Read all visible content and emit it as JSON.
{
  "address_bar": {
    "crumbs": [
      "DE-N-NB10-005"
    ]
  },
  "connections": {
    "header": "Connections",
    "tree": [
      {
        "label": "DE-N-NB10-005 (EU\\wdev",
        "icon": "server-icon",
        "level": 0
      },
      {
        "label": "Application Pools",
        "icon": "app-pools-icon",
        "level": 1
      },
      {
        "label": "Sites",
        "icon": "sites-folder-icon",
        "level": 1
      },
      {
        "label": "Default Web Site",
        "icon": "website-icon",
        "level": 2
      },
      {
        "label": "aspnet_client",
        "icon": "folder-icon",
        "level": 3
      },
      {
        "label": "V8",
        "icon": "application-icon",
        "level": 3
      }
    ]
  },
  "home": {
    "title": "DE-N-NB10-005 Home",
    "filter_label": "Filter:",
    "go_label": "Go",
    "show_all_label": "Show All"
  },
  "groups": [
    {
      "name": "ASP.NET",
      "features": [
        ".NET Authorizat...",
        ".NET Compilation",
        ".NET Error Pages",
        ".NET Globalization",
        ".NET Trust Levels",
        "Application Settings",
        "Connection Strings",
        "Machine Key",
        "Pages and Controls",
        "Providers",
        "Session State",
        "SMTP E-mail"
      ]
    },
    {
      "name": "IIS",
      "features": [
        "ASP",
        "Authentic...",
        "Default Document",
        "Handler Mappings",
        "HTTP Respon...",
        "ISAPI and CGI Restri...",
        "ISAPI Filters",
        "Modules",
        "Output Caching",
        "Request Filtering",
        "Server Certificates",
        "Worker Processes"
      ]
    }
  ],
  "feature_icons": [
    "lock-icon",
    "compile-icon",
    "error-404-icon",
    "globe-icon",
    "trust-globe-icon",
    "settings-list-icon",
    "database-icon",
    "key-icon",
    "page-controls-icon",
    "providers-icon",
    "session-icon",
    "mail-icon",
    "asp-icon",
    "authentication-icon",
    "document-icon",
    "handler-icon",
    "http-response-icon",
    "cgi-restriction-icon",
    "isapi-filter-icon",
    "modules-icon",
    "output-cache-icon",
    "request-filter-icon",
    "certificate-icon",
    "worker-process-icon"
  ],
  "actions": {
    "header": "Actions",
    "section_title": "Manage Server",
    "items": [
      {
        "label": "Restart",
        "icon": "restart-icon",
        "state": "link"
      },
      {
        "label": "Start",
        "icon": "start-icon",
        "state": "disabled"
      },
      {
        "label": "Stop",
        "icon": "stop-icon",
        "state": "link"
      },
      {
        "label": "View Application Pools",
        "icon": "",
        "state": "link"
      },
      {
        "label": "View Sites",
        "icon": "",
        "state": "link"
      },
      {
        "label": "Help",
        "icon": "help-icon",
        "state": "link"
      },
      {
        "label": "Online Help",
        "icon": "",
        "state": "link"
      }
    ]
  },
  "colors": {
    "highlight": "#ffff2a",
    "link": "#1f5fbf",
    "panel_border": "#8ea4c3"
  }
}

» WHAT YOU WILL DO
Look for the word "header" and return every line where it occurs.

» SOLVED PROBLEM
    "header": "Connections",
    "header": "Actions",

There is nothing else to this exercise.